[Records from a data source]
● ● ● ● ● ● ●

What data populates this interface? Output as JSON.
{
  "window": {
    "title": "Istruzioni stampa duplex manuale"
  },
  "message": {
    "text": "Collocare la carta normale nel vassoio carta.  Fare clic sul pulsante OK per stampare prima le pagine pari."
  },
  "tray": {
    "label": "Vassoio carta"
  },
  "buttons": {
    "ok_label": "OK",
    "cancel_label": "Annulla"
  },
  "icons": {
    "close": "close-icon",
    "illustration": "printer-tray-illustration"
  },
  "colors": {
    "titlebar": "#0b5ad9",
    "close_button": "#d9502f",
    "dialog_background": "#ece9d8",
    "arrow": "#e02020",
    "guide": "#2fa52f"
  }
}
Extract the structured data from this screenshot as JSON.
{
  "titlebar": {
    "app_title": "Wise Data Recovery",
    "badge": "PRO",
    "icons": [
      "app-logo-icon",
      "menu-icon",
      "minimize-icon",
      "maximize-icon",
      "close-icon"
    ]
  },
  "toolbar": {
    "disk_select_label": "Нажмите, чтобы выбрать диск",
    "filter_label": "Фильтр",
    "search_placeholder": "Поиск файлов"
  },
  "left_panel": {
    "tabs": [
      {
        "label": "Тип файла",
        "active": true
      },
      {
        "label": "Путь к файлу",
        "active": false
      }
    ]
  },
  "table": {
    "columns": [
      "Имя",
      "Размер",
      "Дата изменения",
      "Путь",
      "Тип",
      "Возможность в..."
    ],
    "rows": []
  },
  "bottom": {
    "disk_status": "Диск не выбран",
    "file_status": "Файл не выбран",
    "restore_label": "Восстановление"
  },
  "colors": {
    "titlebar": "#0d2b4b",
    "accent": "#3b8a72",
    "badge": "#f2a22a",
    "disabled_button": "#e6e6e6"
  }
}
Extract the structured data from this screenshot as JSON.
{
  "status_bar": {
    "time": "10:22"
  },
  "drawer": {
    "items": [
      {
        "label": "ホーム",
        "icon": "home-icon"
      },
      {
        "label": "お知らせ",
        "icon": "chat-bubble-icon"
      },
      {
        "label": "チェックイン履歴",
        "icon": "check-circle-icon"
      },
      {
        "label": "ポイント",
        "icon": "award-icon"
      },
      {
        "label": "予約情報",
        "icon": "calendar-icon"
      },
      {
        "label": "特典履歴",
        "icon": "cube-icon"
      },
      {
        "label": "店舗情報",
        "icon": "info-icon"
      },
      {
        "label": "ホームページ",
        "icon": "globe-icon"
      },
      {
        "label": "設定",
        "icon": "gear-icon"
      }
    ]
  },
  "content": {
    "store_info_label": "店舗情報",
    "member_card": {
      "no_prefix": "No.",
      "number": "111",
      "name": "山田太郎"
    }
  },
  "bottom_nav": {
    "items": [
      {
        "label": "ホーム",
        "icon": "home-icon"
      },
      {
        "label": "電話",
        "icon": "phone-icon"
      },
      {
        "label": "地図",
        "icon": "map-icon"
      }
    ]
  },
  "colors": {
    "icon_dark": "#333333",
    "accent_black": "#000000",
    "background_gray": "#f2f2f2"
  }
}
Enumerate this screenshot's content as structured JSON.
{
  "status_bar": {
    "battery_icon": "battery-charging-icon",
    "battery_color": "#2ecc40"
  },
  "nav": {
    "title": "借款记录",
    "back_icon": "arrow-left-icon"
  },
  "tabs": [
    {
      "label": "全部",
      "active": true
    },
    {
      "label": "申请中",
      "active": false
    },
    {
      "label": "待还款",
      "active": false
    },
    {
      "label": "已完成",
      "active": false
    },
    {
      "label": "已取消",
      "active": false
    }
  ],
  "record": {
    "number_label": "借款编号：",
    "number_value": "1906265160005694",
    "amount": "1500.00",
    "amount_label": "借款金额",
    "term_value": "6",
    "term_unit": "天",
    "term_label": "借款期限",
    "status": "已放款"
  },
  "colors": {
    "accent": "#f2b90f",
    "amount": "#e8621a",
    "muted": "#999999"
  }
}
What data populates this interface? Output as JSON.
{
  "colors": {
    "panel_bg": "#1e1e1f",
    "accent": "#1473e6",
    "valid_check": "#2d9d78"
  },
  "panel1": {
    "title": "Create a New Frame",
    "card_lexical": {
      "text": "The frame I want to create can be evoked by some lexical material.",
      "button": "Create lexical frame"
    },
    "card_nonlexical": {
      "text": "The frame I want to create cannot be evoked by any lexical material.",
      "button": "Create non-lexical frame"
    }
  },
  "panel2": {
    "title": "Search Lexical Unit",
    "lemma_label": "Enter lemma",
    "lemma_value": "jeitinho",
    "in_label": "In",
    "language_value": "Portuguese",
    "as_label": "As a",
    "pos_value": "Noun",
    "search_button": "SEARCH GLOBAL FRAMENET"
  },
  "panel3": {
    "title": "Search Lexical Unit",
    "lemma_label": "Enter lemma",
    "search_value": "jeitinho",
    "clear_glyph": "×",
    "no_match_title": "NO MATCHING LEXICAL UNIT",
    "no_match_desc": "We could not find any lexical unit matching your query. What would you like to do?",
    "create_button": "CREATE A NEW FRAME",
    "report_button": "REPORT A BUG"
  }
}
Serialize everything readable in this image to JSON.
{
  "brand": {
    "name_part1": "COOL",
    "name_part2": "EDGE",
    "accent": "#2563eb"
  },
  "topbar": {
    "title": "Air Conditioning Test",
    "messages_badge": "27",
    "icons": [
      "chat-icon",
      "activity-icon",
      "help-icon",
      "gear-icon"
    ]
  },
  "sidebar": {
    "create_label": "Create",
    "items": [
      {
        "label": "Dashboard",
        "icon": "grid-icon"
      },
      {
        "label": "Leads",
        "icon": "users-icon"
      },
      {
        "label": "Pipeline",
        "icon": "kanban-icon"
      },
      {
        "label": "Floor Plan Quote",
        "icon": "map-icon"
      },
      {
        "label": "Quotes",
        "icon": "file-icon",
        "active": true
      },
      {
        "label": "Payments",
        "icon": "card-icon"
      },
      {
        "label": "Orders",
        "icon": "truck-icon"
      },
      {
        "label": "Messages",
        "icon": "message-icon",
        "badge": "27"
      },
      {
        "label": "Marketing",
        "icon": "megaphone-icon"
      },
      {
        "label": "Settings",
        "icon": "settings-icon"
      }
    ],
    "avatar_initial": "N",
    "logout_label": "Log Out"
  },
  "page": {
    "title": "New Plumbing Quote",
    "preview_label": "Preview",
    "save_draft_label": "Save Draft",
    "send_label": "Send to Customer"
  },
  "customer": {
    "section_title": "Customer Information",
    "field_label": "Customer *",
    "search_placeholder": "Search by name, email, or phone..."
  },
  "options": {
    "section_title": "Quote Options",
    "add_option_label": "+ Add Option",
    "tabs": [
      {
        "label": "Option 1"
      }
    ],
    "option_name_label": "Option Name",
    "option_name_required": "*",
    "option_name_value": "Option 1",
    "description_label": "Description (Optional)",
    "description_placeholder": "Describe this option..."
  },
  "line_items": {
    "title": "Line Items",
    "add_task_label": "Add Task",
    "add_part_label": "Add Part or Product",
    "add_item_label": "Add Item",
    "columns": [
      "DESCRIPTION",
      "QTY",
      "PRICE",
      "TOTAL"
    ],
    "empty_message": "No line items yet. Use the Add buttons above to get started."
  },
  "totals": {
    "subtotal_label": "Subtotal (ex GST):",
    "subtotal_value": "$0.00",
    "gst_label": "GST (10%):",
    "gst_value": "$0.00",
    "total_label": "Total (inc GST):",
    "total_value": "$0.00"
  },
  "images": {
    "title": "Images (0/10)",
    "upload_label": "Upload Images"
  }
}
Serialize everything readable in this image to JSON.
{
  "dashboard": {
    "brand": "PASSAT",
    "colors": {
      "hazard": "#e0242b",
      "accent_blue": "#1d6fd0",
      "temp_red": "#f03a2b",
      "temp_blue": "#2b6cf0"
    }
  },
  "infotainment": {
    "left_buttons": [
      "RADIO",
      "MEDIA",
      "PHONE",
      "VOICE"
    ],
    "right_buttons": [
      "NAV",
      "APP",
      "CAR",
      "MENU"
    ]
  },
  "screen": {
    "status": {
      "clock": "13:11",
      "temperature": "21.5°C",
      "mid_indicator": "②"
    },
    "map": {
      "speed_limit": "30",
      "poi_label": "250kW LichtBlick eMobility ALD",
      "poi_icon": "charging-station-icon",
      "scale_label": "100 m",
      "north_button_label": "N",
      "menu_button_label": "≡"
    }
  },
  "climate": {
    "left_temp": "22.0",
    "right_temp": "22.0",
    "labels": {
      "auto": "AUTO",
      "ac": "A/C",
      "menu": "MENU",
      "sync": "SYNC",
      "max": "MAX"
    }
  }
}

● ● ● ● ● ● ●

Find the word "tray" in the data and show each line that holds it.

§ **Expected answer**:
  "tray": {
    "illustration": "printer-tray-illustration"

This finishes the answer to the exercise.